TEXTO PROPORCIONADO
Mi tío Héctor(+), hermano menor de mi mamá, era un fanático de la pesca submarina, a buceo libre, con snorkel y arpón de liga. Así que lo acompañábamos mi papá, mi hermano, yo y mis primos, a un lugar de la costa de Hermosillo, en el Golfo de California, al que habíamos bautizado cariñosamente como “El Cabezón”, debido a una formación rocosa que había a un lado de la pequeña bahía.
Mi hermano y yo disfrutábamos mucho esos paseos, que duraban tres días con sus noches, acampando a la orilla del mar, alumbrándonos con viejas lámparas de queroseno, durmiendo en catres de tijera de lona, comiendo lo que se sacaba del mar por mi tío y que mi papá cocinaba deliciosamente para todos.
Al lugar se llegaba por interminables senderos de terracería, transitables solo por vehículos robustos tipo pick-up y llevando las vituallas necesarias como agua potable, combustible, verduras, frutas, condimentos, artilugios de pesca y cocina, etc. El viaje lo iniciábamos de madrugada y nos tomaba unas tres horas. Llegábamos a “El Cabezón” a eso de media mañana, para instalarnos lo más pronto posible, y ya para la media tarde todo estaba en su lugar.

DATOS MOSTRADOS
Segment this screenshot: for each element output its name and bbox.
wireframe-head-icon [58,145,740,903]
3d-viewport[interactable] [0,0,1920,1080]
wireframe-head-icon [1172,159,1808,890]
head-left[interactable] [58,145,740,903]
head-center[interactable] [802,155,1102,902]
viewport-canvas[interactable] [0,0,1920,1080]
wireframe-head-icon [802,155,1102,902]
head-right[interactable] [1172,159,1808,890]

TAREA ASIGNADA 1
Resume en dos oraciones el relato sobre las excursiones de pesca a “El Cabezón”.
TAREA ASIGNADA 2
Transcribe sin cambios el fragmento del relato sobre las excursiones de pesca a “El Cabezón” que comienza con las palabras “Mi tío Héctor(+), hermano” y termina con “la pequeña bahía.”.

RESPUESTA COMPLETA 1
El tío Héctor, hermano menor de la madre de quien narra, era aficionado a la pesca submarina a buceo libre, y la familia lo acompañaba a un lugar de la costa de Hermosillo, en el Golfo de California, al que llamaban “El Cabezón” por una formación rocosa junto a la pequeña bahía. Los paseos duraban tres días con sus noches de acampada a la orilla del mar, y para llegar se recorrían senderos de terracería en vehículos tipo pick-up, en un viaje de unas tres horas que empezaba de madrugada.

RESPUESTA COMPLETA 2
Mi tío Héctor(+), hermano menor de mi mamá, era un fanático de la pesca submarina, a buceo libre, con snorkel y arpón de liga. Así que lo acompañábamos mi papá, mi hermano, yo y mis primos, a un lugar de la costa de Hermosillo, en el Golfo de California, al que habíamos bautizado cariñosamente como “El Cabezón”, debido a una formación rocosa que había a un lado de la pequeña bahía.